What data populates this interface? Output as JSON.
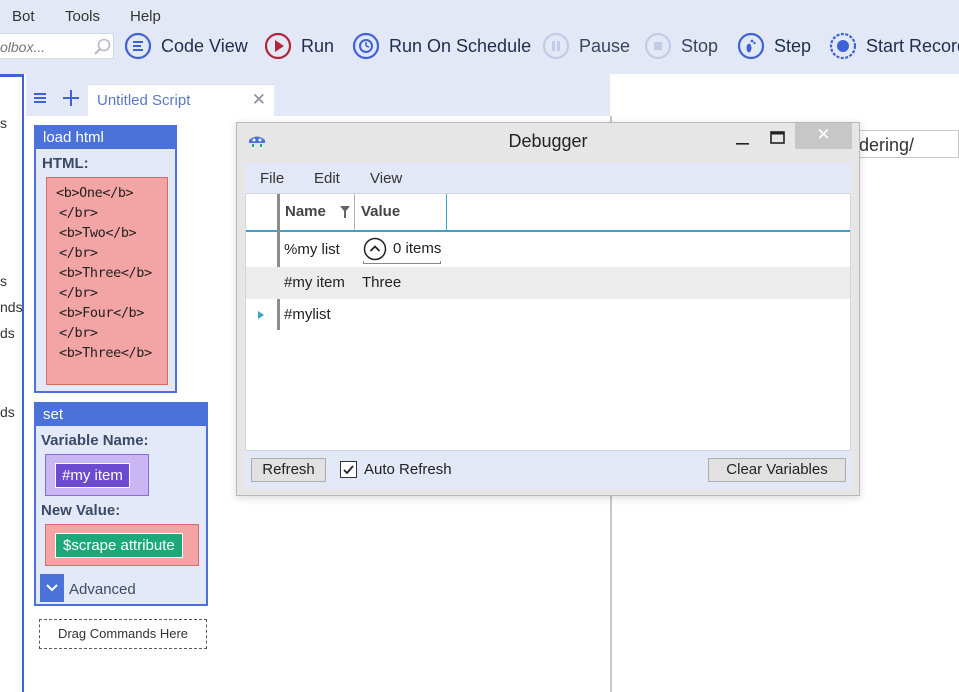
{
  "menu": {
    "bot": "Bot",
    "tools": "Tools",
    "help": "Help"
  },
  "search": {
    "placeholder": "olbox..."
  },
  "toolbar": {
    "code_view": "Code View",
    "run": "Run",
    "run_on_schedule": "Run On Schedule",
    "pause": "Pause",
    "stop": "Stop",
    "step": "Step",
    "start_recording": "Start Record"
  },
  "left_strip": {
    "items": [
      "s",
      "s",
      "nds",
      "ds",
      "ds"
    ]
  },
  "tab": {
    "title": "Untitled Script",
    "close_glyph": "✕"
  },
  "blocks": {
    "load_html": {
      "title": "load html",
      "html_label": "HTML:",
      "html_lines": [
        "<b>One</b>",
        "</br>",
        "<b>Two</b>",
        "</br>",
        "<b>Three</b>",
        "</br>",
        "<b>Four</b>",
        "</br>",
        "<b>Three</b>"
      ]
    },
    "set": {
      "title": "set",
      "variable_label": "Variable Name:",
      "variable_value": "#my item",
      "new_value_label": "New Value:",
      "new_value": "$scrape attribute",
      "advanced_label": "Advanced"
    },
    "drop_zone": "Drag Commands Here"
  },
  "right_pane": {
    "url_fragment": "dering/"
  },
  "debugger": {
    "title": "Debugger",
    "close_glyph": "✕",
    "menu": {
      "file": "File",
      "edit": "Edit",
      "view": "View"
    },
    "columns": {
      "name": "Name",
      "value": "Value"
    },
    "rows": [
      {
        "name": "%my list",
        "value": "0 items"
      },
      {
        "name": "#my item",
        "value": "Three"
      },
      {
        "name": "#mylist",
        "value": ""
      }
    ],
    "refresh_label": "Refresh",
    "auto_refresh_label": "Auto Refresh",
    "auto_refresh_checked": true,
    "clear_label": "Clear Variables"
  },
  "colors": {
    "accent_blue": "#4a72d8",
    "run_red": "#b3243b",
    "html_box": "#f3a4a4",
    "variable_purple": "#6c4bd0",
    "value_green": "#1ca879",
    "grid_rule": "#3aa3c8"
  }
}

************

◆ PROBLEM DETAILS: Lines from the records above that hold "title" are the ones to list.

◆ WRITTEN RESPONSE:
    "title": "Untitled Script",
      "title": "load html",
      "title": "set",
    "title": "Debugger",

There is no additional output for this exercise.